START Listed records
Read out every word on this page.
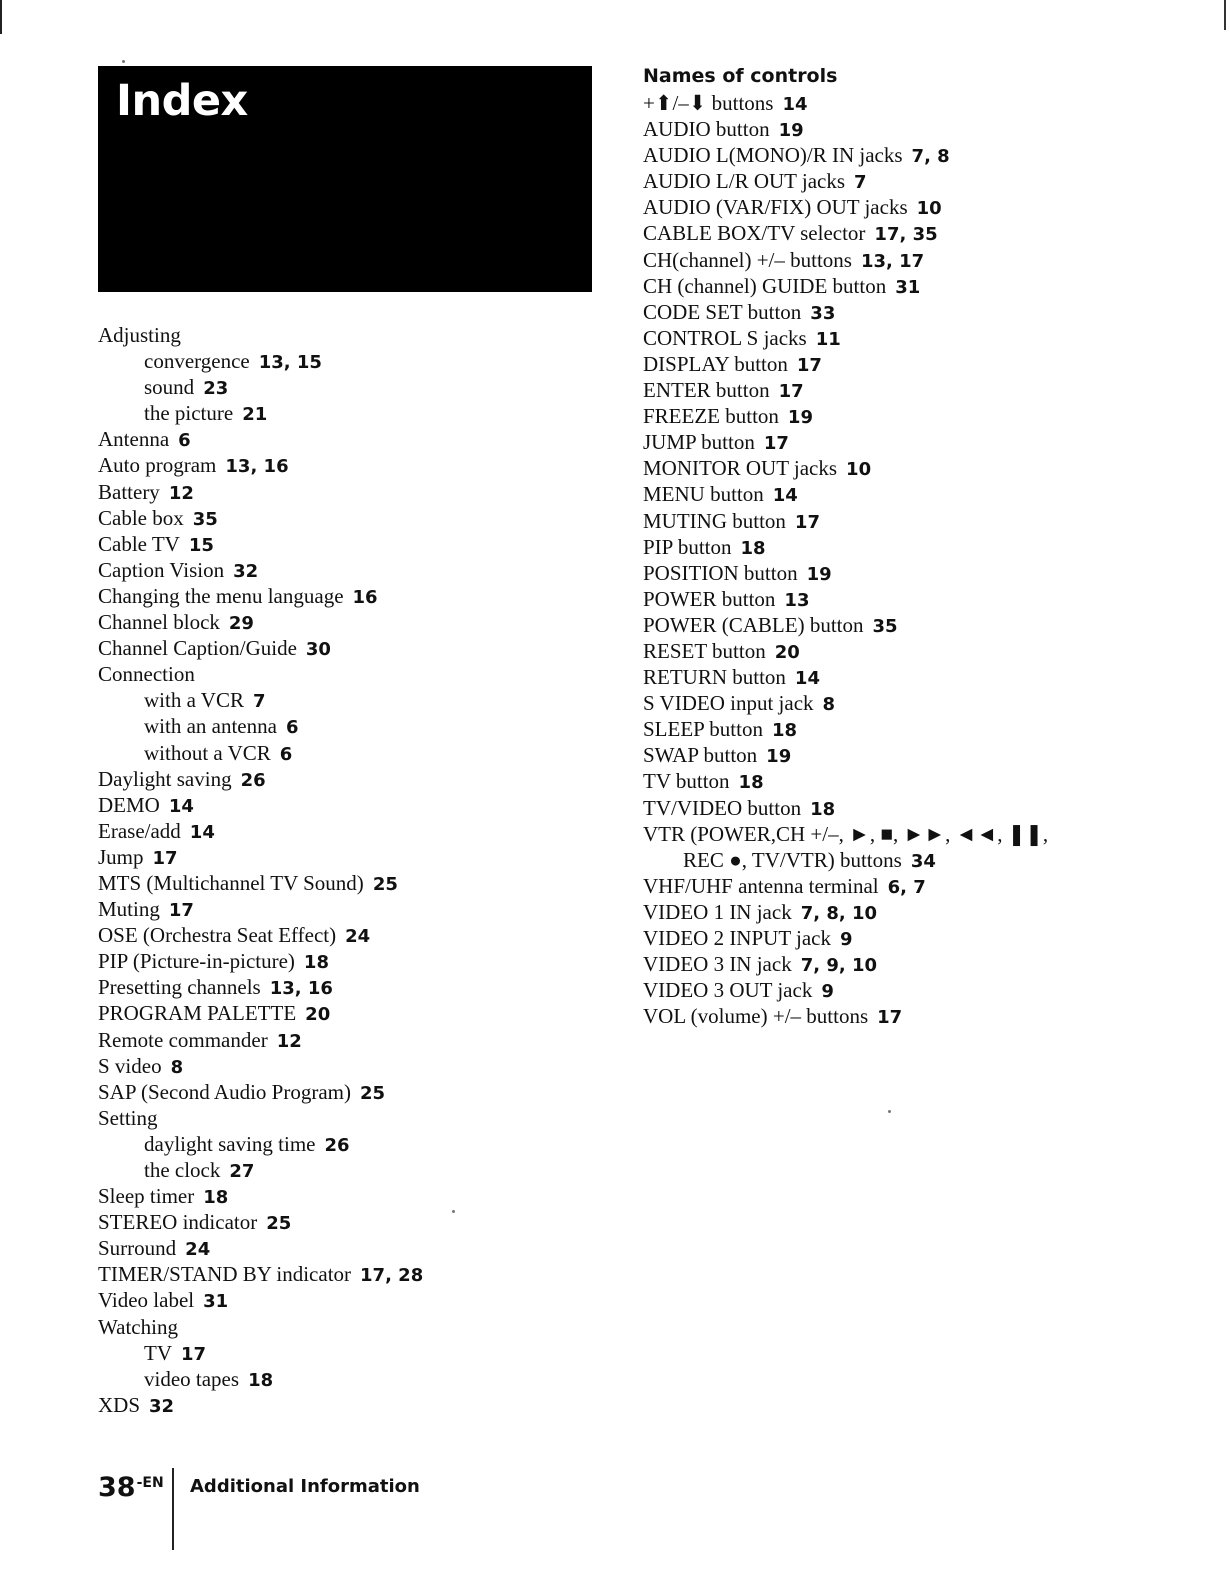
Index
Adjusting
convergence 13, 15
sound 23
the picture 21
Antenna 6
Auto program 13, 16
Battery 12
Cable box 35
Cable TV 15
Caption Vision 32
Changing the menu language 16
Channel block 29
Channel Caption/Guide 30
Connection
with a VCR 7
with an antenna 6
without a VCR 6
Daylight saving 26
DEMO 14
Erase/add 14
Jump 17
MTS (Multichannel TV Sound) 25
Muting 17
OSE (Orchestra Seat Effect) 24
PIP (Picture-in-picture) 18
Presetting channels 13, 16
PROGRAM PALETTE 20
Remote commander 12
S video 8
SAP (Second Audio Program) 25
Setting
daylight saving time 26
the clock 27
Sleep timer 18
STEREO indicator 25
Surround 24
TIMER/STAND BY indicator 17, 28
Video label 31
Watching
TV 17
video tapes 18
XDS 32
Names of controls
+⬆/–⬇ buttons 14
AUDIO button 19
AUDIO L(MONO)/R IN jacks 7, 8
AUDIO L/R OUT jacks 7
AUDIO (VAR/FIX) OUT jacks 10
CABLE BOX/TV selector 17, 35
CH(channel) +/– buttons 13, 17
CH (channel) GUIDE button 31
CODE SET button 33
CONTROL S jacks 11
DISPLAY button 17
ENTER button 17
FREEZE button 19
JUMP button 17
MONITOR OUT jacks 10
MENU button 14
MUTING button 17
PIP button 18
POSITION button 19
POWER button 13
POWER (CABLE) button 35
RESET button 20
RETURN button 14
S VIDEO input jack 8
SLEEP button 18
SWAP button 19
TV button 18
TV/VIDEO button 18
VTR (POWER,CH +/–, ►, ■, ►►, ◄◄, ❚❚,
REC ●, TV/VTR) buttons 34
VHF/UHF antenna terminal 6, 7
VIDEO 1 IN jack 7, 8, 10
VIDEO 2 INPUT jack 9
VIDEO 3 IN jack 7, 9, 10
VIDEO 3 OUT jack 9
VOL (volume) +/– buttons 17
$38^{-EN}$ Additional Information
END Listed records
- [Objective]: Could you reproduce every record above exactly, leaving out the pictures?

- [Solved problem]:
Read out every word on this page.
Index
Adjusting
convergence 13, 15
sound 23
the picture 21
Antenna 6
Auto program 13, 16
Battery 12
Cable box 35
Cable TV 15
Caption Vision 32
Changing the menu language 16
Channel block 29
Channel Caption/Guide 30
Connection
with a VCR 7
with an antenna 6
without a VCR 6
Daylight saving 26
DEMO 14
Erase/add 14
Jump 17
MTS (Multichannel TV Sound) 25
Muting 17
OSE (Orchestra Seat Effect) 24
PIP (Picture-in-picture) 18
Presetting channels 13, 16
PROGRAM PALETTE 20
Remote commander 12
S video 8
SAP (Second Audio Program) 25
Setting
daylight saving time 26
the clock 27
Sleep timer 18
STEREO indicator 25
Surround 24
TIMER/STAND BY indicator 17, 28
Video label 31
Watching
TV 17
video tapes 18
XDS 32
Names of controls
+⬆/–⬇ buttons 14
AUDIO button 19
AUDIO L(MONO)/R IN jacks 7, 8
AUDIO L/R OUT jacks 7
AUDIO (VAR/FIX) OUT jacks 10
CABLE BOX/TV selector 17, 35
CH(channel) +/– buttons 13, 17
CH (channel) GUIDE button 31
CODE SET button 33
CONTROL S jacks 11
DISPLAY button 17
ENTER button 17
FREEZE button 19
JUMP button 17
MONITOR OUT jacks 10
MENU button 14
MUTING button 17
PIP button 18
POSITION button 19
POWER button 13
POWER (CABLE) button 35
RESET button 20
RETURN button 14
S VIDEO input jack 8
SLEEP button 18
SWAP button 19
TV button 18
TV/VIDEO button 18
VTR (POWER,CH +/–, ►, ■, ►►, ◄◄, ❚❚,
REC ●, TV/VTR) buttons 34
VHF/UHF antenna terminal 6, 7
VIDEO 1 IN jack 7, 8, 10
VIDEO 2 INPUT jack 9
VIDEO 3 IN jack 7, 9, 10
VIDEO 3 OUT jack 9
VOL (volume) +/– buttons 17
$38^{-EN}$ Additional Information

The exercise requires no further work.